[REQUIREMENT]
Identify the lines that include the word "parallels", then copy all of them.
--- start of RECORDS PROVIDED ---
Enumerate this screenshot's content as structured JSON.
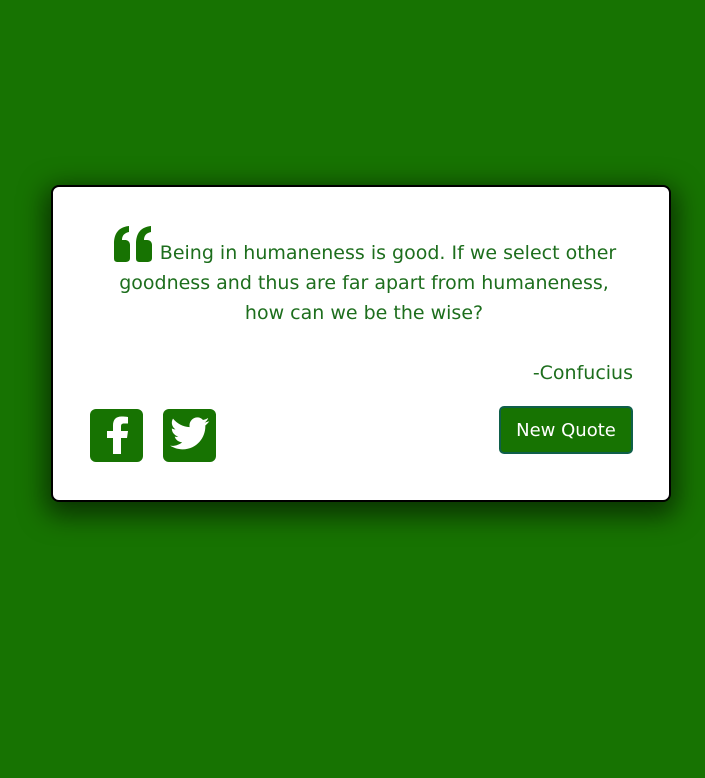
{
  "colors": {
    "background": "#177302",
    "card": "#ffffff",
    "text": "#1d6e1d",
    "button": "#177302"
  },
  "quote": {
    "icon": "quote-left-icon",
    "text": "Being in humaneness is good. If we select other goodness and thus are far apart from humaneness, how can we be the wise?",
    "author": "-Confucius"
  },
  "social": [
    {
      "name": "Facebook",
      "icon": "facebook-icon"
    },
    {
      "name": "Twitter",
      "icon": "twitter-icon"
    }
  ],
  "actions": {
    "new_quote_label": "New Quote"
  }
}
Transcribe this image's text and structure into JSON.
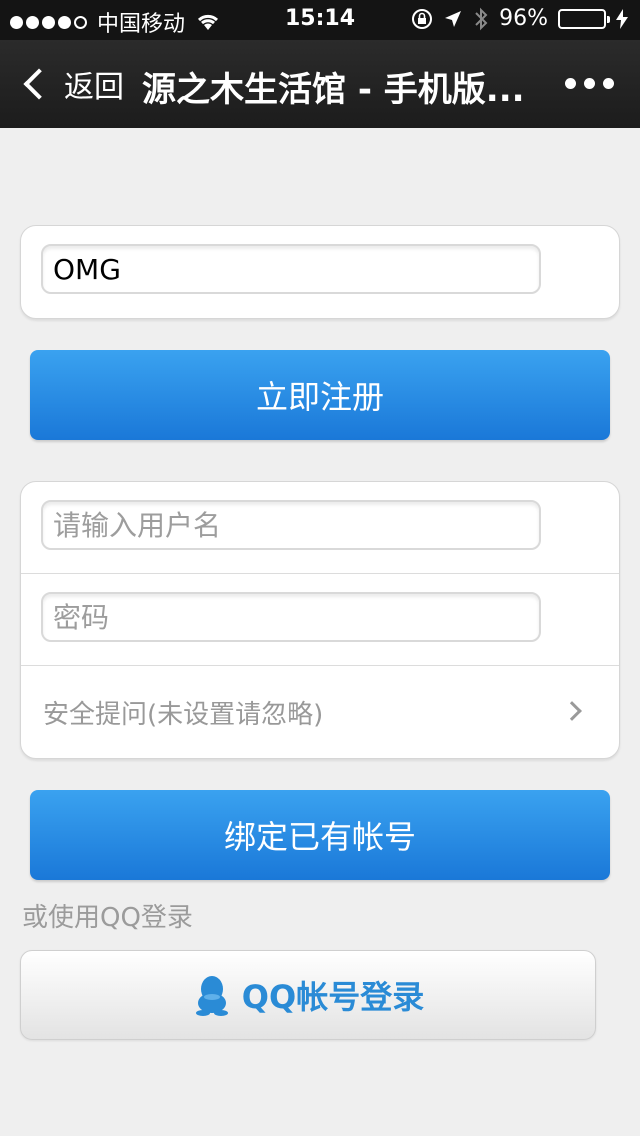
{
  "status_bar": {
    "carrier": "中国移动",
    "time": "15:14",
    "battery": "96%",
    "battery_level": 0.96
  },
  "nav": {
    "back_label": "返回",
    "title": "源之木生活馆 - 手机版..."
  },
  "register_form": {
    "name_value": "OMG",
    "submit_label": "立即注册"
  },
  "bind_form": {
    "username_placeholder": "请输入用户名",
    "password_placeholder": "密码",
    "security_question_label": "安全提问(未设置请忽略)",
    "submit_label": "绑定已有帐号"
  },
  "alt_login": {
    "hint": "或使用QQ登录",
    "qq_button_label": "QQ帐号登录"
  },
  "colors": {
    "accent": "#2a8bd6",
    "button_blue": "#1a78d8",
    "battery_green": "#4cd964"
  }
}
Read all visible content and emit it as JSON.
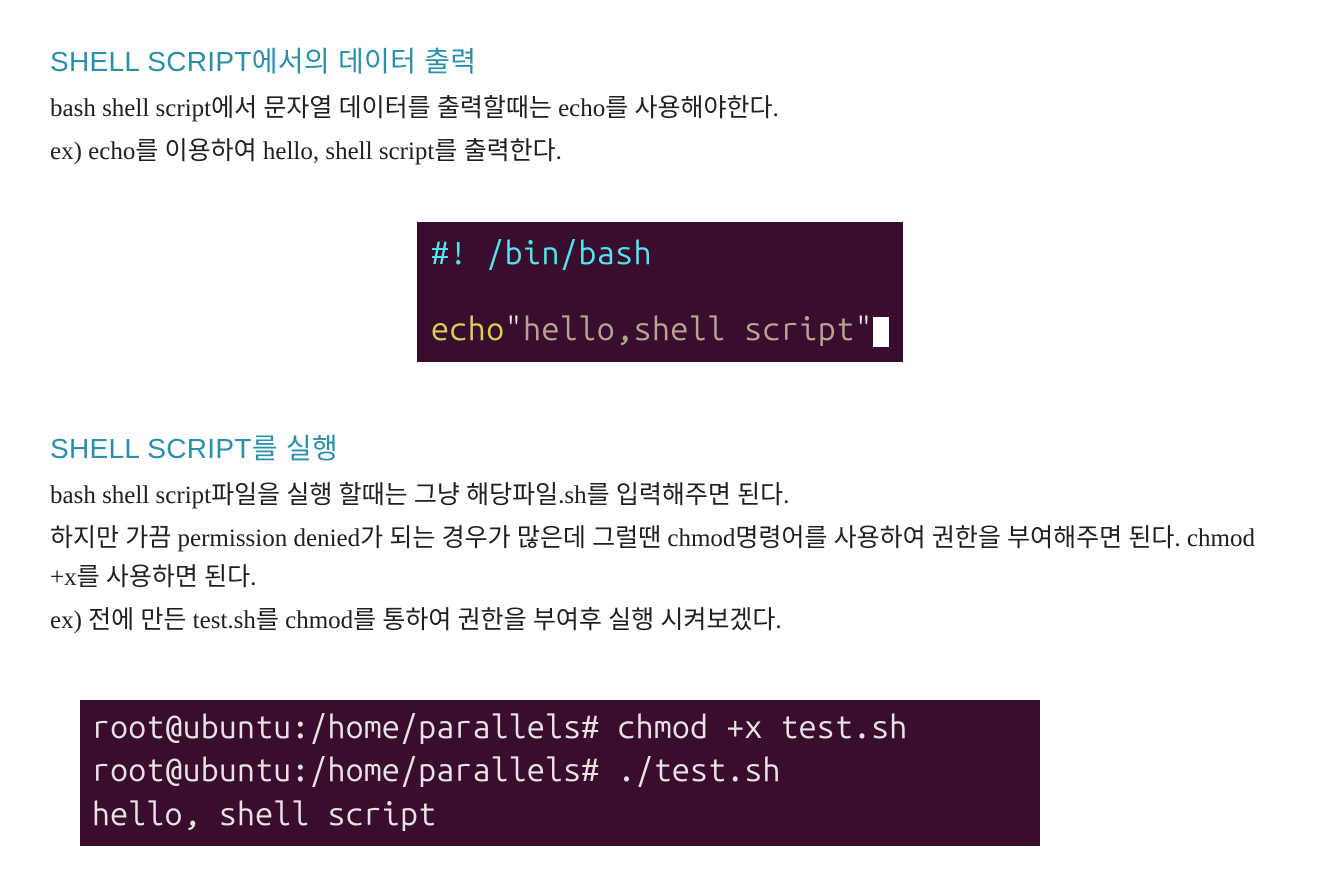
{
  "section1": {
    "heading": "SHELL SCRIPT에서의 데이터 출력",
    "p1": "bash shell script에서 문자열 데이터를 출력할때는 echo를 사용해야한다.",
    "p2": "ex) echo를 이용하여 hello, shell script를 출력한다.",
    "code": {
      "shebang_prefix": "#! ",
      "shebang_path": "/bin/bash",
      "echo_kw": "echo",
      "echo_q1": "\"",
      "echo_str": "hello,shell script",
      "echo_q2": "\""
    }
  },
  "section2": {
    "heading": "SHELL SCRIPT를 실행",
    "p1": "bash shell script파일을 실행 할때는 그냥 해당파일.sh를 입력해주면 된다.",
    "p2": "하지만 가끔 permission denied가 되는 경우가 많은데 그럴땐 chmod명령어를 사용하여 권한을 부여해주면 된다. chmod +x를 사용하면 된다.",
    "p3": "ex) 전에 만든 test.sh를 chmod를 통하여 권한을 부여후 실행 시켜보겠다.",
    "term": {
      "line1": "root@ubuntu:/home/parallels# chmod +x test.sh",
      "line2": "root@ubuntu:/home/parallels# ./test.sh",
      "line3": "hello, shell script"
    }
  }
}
--- end of RECORDS PROVIDED ---
[FINAL RESULT]
      "line1": "root@ubuntu:/home/parallels# chmod +x test.sh",
      "line2": "root@ubuntu:/home/parallels# ./test.sh",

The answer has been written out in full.